◆ Short problem ◆
Take every line where the string "October" appears and copy it.

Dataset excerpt
--------------------

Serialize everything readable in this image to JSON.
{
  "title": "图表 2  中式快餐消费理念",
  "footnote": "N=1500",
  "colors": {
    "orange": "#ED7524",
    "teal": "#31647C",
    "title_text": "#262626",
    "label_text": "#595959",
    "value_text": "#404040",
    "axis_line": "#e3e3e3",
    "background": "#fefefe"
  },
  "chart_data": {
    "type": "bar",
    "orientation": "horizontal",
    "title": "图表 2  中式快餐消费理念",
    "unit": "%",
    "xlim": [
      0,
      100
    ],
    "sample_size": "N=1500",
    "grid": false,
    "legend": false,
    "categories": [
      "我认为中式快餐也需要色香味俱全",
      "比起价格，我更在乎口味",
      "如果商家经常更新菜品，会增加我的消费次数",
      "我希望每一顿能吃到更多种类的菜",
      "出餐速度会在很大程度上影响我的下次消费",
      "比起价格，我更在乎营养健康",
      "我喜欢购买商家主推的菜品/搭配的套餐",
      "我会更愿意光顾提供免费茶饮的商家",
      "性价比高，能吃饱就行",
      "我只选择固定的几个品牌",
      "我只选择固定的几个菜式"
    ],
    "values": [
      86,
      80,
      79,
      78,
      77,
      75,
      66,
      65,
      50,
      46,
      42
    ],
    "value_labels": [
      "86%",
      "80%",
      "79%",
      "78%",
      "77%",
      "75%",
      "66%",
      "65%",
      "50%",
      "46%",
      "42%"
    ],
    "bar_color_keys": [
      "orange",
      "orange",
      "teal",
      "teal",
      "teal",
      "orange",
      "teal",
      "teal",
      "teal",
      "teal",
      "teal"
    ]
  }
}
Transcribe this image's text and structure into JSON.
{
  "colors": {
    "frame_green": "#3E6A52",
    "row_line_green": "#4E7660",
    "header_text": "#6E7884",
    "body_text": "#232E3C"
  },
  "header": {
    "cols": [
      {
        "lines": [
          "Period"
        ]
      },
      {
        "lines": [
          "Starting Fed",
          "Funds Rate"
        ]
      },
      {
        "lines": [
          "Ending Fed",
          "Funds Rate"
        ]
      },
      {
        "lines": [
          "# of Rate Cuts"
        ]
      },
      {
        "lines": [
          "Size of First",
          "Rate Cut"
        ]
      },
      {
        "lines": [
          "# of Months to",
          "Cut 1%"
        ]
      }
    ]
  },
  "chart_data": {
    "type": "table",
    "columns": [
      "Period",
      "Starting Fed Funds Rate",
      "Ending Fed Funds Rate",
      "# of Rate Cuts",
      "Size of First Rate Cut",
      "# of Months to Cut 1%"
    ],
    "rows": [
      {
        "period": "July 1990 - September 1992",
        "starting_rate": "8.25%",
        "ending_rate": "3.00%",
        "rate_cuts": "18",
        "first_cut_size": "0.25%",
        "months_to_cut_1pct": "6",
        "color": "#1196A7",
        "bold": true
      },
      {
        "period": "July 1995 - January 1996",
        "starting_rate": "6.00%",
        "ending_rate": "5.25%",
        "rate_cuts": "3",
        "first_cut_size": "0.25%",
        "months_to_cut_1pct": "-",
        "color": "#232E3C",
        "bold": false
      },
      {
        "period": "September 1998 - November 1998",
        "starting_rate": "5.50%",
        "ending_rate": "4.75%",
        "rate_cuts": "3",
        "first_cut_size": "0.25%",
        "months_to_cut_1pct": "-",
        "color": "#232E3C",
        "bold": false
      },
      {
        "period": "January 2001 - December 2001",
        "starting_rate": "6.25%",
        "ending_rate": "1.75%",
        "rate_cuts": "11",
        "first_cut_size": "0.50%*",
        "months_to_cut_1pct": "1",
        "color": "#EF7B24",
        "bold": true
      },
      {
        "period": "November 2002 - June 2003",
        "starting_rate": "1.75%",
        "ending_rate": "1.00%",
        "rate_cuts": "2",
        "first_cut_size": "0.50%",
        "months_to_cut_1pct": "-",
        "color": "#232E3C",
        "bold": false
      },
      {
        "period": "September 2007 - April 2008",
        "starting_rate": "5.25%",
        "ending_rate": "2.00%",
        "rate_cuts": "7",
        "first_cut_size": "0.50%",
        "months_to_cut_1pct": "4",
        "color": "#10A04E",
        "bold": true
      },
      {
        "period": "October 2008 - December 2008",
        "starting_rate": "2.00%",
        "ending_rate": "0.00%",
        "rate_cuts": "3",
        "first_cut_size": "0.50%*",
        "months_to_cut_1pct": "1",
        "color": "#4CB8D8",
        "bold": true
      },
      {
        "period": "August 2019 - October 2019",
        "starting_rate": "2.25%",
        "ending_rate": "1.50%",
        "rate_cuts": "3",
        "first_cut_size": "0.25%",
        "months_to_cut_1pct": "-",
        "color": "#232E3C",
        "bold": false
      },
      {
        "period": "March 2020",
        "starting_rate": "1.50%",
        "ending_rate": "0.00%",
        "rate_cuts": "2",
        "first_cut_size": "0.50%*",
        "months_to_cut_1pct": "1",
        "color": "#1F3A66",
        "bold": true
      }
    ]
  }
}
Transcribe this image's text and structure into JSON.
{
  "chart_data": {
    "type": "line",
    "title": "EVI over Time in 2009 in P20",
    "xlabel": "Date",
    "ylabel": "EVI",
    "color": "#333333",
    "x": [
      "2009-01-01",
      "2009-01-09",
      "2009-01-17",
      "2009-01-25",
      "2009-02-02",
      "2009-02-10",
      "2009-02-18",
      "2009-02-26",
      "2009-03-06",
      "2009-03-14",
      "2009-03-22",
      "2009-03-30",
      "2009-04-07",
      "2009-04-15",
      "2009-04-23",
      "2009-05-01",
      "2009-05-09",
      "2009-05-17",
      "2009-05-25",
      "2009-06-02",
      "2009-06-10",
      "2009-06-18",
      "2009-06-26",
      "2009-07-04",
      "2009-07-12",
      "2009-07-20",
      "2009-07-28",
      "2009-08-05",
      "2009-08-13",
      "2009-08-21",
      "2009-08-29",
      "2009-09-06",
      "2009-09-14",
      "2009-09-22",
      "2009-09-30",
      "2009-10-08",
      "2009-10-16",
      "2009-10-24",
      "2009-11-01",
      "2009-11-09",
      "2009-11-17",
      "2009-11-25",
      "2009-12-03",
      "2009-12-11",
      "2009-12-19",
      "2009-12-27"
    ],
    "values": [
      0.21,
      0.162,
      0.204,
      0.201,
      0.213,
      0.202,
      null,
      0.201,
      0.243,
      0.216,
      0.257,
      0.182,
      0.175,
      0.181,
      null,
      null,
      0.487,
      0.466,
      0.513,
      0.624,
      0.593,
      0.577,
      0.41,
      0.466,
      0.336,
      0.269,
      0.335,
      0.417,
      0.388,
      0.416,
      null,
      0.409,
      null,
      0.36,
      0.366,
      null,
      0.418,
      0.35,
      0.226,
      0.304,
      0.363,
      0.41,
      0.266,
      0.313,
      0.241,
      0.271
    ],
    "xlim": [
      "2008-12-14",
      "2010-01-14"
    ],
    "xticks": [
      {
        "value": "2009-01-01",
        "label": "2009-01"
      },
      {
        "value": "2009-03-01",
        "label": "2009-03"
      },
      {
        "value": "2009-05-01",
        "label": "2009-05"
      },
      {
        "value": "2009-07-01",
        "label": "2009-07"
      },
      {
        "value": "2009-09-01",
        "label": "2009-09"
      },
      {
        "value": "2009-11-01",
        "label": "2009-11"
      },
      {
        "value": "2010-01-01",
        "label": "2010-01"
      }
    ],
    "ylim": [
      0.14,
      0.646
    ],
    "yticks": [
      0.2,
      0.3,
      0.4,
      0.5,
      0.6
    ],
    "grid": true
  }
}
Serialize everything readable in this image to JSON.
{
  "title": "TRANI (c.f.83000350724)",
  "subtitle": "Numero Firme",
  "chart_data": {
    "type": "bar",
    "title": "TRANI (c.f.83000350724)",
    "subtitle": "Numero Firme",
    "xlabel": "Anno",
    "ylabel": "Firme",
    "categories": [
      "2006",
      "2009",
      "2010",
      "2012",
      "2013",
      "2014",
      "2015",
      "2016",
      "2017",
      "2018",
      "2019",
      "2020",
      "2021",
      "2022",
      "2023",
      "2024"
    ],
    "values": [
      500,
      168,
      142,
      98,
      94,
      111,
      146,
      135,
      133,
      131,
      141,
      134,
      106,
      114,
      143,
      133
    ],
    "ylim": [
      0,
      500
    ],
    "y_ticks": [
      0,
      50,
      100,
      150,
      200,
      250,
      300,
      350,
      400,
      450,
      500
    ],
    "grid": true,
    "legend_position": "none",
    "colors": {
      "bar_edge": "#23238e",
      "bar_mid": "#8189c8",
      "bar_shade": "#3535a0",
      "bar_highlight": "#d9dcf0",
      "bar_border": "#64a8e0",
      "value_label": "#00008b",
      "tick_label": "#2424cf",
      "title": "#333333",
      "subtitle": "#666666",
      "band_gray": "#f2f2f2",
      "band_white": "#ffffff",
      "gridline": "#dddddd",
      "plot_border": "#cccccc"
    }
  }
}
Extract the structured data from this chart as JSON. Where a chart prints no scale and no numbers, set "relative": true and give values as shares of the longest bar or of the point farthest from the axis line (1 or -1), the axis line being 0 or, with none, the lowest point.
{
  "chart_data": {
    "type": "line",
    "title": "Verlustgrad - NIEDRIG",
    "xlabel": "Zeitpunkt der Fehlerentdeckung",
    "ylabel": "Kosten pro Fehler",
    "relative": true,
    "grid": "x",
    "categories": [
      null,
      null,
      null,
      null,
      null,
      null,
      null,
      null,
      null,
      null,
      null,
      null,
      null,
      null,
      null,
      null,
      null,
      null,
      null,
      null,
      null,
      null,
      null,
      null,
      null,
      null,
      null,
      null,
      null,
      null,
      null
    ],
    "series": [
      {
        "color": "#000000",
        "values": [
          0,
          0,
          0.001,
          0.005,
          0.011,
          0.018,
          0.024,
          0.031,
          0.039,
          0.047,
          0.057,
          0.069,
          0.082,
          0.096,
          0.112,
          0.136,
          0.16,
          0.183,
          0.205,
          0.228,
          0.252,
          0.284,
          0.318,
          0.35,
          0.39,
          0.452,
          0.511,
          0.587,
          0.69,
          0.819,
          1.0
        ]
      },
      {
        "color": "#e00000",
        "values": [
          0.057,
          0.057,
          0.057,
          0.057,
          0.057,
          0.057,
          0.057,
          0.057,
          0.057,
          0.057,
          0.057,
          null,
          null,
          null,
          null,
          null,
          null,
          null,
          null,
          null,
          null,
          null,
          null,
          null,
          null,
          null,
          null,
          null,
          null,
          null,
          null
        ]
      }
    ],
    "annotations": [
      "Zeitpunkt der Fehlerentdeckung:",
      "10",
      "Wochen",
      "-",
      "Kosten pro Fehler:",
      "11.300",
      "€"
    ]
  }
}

--------------------

◆ Solution below ◆
        "period": "October 2008 - December 2008",
        "period": "August 2019 - October 2019",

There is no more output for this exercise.